--- Data lines ---
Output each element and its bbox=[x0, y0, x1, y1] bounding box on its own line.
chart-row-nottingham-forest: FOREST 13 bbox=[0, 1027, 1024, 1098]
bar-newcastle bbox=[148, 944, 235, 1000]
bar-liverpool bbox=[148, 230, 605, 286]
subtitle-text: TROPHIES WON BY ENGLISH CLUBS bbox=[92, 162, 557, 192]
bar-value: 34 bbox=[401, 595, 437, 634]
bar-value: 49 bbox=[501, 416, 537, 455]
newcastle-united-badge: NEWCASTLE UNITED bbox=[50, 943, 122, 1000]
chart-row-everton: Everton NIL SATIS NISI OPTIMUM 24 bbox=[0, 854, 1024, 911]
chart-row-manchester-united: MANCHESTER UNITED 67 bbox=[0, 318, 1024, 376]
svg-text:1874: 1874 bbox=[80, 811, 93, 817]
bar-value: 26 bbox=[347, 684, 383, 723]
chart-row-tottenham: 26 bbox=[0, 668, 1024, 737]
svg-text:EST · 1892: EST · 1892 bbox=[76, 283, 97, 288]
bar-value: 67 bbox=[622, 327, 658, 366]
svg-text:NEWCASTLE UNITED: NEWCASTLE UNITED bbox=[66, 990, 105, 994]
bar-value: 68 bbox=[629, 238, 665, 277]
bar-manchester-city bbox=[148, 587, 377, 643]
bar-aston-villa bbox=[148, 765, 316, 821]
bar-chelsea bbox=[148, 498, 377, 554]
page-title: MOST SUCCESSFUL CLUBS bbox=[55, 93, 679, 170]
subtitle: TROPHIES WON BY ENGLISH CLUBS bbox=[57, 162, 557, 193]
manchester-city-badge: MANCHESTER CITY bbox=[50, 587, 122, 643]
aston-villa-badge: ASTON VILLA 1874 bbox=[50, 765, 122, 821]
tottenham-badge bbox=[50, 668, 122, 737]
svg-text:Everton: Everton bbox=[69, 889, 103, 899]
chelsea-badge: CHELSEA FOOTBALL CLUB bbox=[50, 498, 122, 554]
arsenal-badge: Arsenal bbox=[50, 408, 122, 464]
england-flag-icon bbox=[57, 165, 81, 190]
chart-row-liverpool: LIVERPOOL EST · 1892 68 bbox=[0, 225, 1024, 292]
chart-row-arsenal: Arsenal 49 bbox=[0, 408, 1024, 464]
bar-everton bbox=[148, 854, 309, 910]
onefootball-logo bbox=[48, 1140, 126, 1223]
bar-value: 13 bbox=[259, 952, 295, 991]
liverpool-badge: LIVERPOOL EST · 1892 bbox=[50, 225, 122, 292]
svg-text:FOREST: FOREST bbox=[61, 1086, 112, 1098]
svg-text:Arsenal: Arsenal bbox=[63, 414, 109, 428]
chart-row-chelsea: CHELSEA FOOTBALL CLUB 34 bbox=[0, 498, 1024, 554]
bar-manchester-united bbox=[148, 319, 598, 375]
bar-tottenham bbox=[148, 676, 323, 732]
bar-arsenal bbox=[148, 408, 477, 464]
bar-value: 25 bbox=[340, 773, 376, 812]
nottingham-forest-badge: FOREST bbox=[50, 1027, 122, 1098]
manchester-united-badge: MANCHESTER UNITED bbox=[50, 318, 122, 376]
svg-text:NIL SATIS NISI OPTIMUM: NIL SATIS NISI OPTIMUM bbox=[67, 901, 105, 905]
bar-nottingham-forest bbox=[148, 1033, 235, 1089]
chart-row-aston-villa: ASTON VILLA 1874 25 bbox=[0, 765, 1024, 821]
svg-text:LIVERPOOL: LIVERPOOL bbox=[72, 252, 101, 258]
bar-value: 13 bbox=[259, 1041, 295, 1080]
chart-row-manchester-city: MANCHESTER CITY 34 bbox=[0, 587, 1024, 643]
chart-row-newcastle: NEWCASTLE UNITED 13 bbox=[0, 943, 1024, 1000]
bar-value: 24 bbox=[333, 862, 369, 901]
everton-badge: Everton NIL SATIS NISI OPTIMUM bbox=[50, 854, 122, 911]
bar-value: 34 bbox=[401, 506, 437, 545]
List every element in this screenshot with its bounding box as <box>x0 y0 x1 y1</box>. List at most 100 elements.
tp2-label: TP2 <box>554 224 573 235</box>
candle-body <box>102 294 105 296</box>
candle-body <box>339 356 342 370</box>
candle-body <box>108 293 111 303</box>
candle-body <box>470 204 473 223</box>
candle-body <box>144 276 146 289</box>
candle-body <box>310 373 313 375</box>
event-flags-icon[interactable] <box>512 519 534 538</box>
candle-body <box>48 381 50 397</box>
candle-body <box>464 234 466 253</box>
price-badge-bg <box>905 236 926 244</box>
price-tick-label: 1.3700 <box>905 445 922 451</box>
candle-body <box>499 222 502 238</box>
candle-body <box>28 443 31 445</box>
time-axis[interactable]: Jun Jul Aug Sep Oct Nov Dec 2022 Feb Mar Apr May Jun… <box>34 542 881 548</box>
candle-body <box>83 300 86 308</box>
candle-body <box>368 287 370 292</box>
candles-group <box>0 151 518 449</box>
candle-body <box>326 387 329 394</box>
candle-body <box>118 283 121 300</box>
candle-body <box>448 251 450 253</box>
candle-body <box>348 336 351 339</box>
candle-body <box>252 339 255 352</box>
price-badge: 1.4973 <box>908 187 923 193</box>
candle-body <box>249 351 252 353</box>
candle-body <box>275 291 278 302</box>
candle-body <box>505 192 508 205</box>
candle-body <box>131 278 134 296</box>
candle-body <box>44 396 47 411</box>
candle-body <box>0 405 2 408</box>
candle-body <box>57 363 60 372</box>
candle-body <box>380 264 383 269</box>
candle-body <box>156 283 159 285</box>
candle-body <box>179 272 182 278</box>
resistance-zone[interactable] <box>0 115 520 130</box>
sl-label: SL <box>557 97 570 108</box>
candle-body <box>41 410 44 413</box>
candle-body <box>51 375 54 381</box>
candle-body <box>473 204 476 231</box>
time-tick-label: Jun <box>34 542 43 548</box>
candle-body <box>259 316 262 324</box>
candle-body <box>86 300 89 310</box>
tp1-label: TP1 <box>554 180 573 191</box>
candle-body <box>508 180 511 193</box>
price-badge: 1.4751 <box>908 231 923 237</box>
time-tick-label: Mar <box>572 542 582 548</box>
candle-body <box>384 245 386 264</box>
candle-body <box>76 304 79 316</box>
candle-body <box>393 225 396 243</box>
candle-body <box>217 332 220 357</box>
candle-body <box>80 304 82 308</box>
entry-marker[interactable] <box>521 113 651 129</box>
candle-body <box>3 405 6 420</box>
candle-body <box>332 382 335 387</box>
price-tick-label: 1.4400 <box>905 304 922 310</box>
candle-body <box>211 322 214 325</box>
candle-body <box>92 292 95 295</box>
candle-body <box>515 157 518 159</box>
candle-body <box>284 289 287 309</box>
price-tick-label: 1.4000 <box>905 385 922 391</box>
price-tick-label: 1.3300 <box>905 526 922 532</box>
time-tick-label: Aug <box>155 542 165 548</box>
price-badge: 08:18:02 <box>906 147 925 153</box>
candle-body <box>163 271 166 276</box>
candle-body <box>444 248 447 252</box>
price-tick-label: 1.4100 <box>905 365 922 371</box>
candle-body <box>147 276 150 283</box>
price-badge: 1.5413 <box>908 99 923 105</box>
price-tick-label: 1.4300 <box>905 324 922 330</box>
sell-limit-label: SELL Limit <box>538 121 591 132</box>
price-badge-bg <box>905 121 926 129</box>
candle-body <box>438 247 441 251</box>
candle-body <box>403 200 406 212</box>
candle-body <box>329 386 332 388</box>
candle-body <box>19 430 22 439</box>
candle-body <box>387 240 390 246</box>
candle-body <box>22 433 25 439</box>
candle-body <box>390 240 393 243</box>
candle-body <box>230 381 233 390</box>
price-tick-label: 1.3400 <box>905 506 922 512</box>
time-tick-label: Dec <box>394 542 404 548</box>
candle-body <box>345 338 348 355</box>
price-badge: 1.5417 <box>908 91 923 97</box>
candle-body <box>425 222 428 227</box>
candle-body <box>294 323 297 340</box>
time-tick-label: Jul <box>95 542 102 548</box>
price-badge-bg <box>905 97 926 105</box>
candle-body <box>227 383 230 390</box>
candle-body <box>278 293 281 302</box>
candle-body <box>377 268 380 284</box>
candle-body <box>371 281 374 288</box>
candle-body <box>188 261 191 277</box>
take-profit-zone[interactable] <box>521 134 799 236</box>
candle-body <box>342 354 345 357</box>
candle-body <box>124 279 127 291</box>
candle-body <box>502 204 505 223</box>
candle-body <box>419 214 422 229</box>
---
**Exercise requirements**
Reproduce the entries from the very first line down through the line containing "onefootball-logo bbox=[48, 1140, 126, 1223]", with both ends included.

**Response to the task**
Output each element and its bbox=[x0, y0, x1, y1] bounding box on its own line.
chart-row-nottingham-forest: FOREST 13 bbox=[0, 1027, 1024, 1098]
bar-newcastle bbox=[148, 944, 235, 1000]
bar-liverpool bbox=[148, 230, 605, 286]
subtitle-text: TROPHIES WON BY ENGLISH CLUBS bbox=[92, 162, 557, 192]
bar-value: 34 bbox=[401, 595, 437, 634]
bar-value: 49 bbox=[501, 416, 537, 455]
newcastle-united-badge: NEWCASTLE UNITED bbox=[50, 943, 122, 1000]
chart-row-everton: Everton NIL SATIS NISI OPTIMUM 24 bbox=[0, 854, 1024, 911]
chart-row-manchester-united: MANCHESTER UNITED 67 bbox=[0, 318, 1024, 376]
svg-text:1874: 1874 bbox=[80, 811, 93, 817]
bar-value: 26 bbox=[347, 684, 383, 723]
chart-row-tottenham: 26 bbox=[0, 668, 1024, 737]
svg-text:EST · 1892: EST · 1892 bbox=[76, 283, 97, 288]
bar-value: 67 bbox=[622, 327, 658, 366]
svg-text:NEWCASTLE UNITED: NEWCASTLE UNITED bbox=[66, 990, 105, 994]
bar-value: 68 bbox=[629, 238, 665, 277]
bar-manchester-city bbox=[148, 587, 377, 643]
bar-aston-villa bbox=[148, 765, 316, 821]
bar-chelsea bbox=[148, 498, 377, 554]
page-title: MOST SUCCESSFUL CLUBS bbox=[55, 93, 679, 170]
subtitle: TROPHIES WON BY ENGLISH CLUBS bbox=[57, 162, 557, 193]
manchester-city-badge: MANCHESTER CITY bbox=[50, 587, 122, 643]
aston-villa-badge: ASTON VILLA 1874 bbox=[50, 765, 122, 821]
tottenham-badge bbox=[50, 668, 122, 737]
svg-text:Everton: Everton bbox=[69, 889, 103, 899]
chelsea-badge: CHELSEA FOOTBALL CLUB bbox=[50, 498, 122, 554]
arsenal-badge: Arsenal bbox=[50, 408, 122, 464]
england-flag-icon bbox=[57, 165, 81, 190]
chart-row-liverpool: LIVERPOOL EST · 1892 68 bbox=[0, 225, 1024, 292]
chart-row-arsenal: Arsenal 49 bbox=[0, 408, 1024, 464]
bar-everton bbox=[148, 854, 309, 910]
onefootball-logo bbox=[48, 1140, 126, 1223]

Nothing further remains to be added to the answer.